#### [Work instructions]
Exclude any images and output the remaining records exactly.

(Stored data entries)
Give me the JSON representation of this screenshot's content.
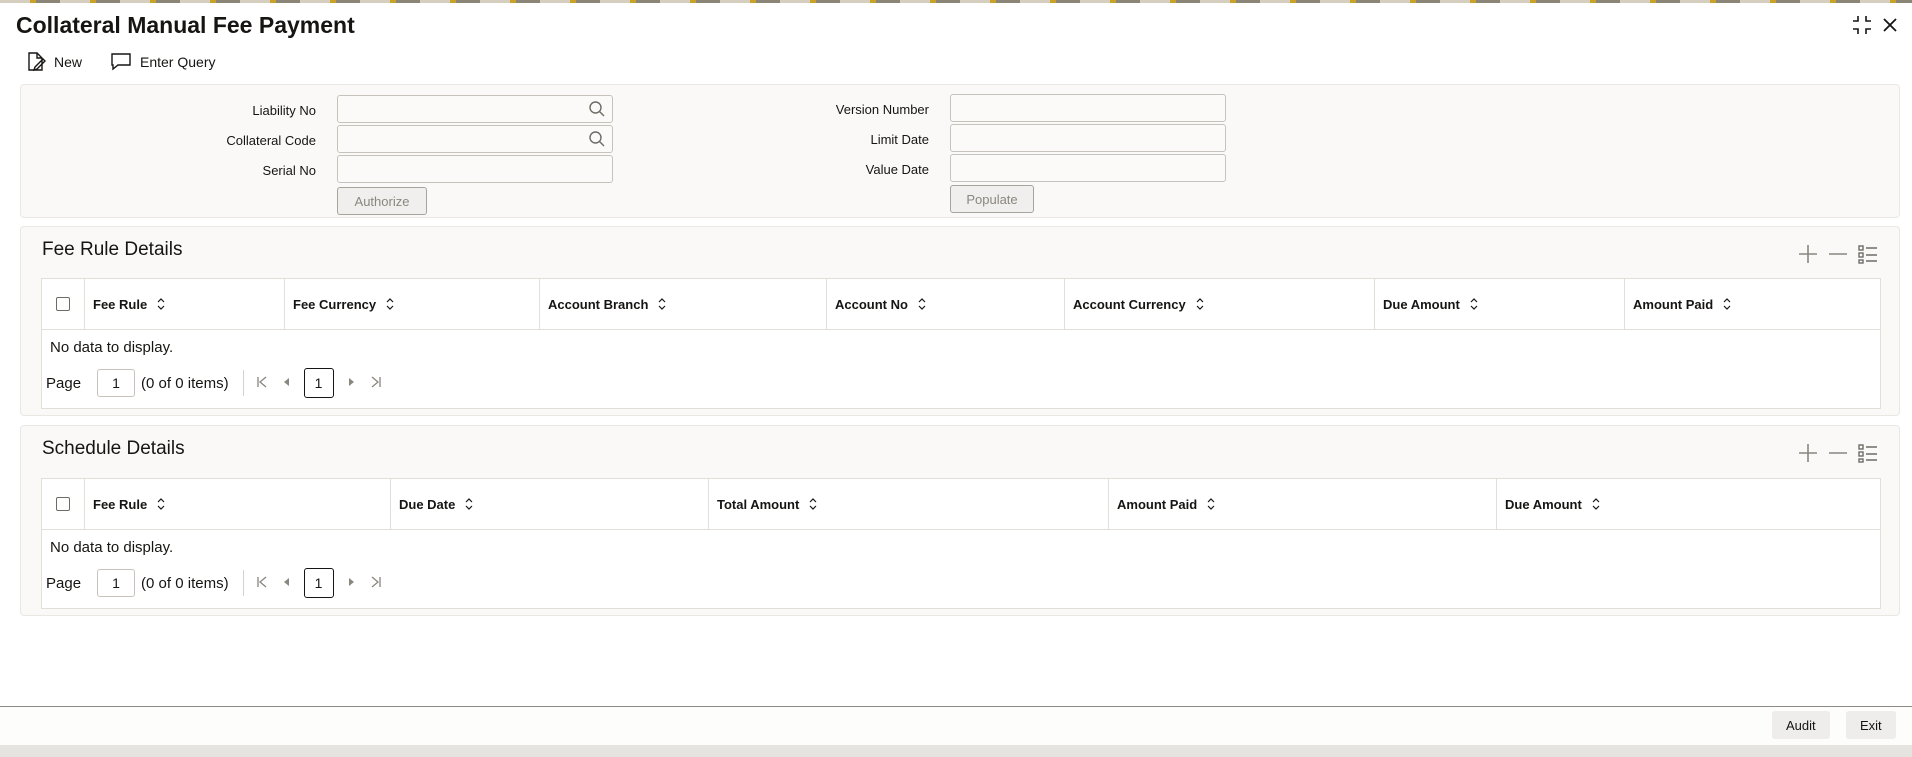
{
  "window": {
    "title": "Collateral Manual Fee Payment"
  },
  "toolbar": {
    "new_label": "New",
    "enter_query_label": "Enter Query"
  },
  "form": {
    "liability_no_label": "Liability No",
    "collateral_code_label": "Collateral Code",
    "serial_no_label": "Serial No",
    "version_number_label": "Version Number",
    "limit_date_label": "Limit Date",
    "value_date_label": "Value Date",
    "liability_no_value": "",
    "collateral_code_value": "",
    "serial_no_value": "",
    "version_number_value": "",
    "limit_date_value": "",
    "value_date_value": "",
    "authorize_label": "Authorize",
    "populate_label": "Populate"
  },
  "fee_rule_details": {
    "title": "Fee Rule Details",
    "columns": [
      "Fee Rule",
      "Fee Currency",
      "Account Branch",
      "Account No",
      "Account Currency",
      "Due Amount",
      "Amount Paid"
    ],
    "rows": [],
    "no_data": "No data to display.",
    "pager": {
      "page_label": "Page",
      "page_value": "1",
      "items_text": "(0 of 0 items)",
      "current_page": "1"
    }
  },
  "schedule_details": {
    "title": "Schedule Details",
    "columns": [
      "Fee Rule",
      "Due Date",
      "Total Amount",
      "Amount Paid",
      "Due Amount"
    ],
    "rows": [],
    "no_data": "No data to display.",
    "pager": {
      "page_label": "Page",
      "page_value": "1",
      "items_text": "(0 of 0 items)",
      "current_page": "1"
    }
  },
  "footer": {
    "audit_label": "Audit",
    "exit_label": "Exit"
  },
  "icons": {
    "new": "new-document-icon",
    "enter_query": "chat-bubble-icon",
    "lov": "search-icon",
    "minimize": "collapse-icon",
    "close": "close-icon",
    "add_row": "plus-icon",
    "delete_row": "minus-icon",
    "single_view": "list-view-icon",
    "sort": "sort-icon"
  }
}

#### [Answer to the problem]
Give me the JSON representation of this screenshot's content.
{
  "window": {
    "title": "Collateral Manual Fee Payment"
  },
  "toolbar": {
    "new_label": "New",
    "enter_query_label": "Enter Query"
  },
  "form": {
    "liability_no_label": "Liability No",
    "collateral_code_label": "Collateral Code",
    "serial_no_label": "Serial No",
    "version_number_label": "Version Number",
    "limit_date_label": "Limit Date",
    "value_date_label": "Value Date",
    "liability_no_value": "",
    "collateral_code_value": "",
    "serial_no_value": "",
    "version_number_value": "",
    "limit_date_value": "",
    "value_date_value": "",
    "authorize_label": "Authorize",
    "populate_label": "Populate"
  },
  "fee_rule_details": {
    "title": "Fee Rule Details",
    "columns": [
      "Fee Rule",
      "Fee Currency",
      "Account Branch",
      "Account No",
      "Account Currency",
      "Due Amount",
      "Amount Paid"
    ],
    "rows": [],
    "no_data": "No data to display.",
    "pager": {
      "page_label": "Page",
      "page_value": "1",
      "items_text": "(0 of 0 items)",
      "current_page": "1"
    }
  },
  "schedule_details": {
    "title": "Schedule Details",
    "columns": [
      "Fee Rule",
      "Due Date",
      "Total Amount",
      "Amount Paid",
      "Due Amount"
    ],
    "rows": [],
    "no_data": "No data to display.",
    "pager": {
      "page_label": "Page",
      "page_value": "1",
      "items_text": "(0 of 0 items)",
      "current_page": "1"
    }
  },
  "footer": {
    "audit_label": "Audit",
    "exit_label": "Exit"
  },
  "icons": {
    "new": "new-document-icon",
    "enter_query": "chat-bubble-icon",
    "lov": "search-icon",
    "minimize": "collapse-icon",
    "close": "close-icon",
    "add_row": "plus-icon",
    "delete_row": "minus-icon",
    "single_view": "list-view-icon",
    "sort": "sort-icon"
  }
}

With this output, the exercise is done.